Extracted data entries
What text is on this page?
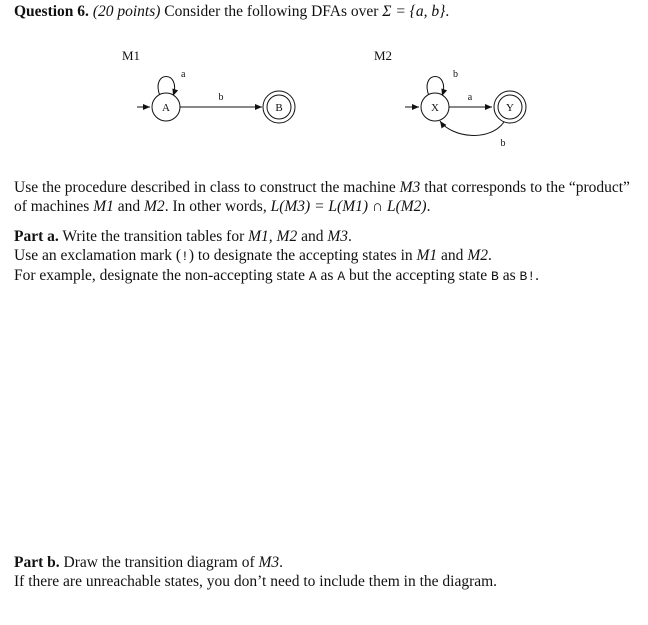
Question 6. (20 points) Consider the following DFAs over Σ = {a, b}.
M1
a
A
b
B
M2
b
X
a
Y
b
Use the procedure described in class to construct the machine M3 that corresponds to the “product”
of machines M1 and M2. In other words, L(M3) = L(M1) ∩ L(M2).
Part a. Write the transition tables for M1, M2 and M3.
Use an exclamation mark (!) to designate the accepting states in M1 and M2.
For example, designate the non-accepting state A as A but the accepting state B as B!.
Part b. Draw the transition diagram of M3.
If there are unreachable states, you don’t need to include them in the diagram.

| WHAT YOU NEED TO DO |
Reproduce each line of the material containing the word "transition".

| SOLUTION |
Part a. Write the transition tables for M1, M2 and M3.
Part b. Draw the transition diagram of M3.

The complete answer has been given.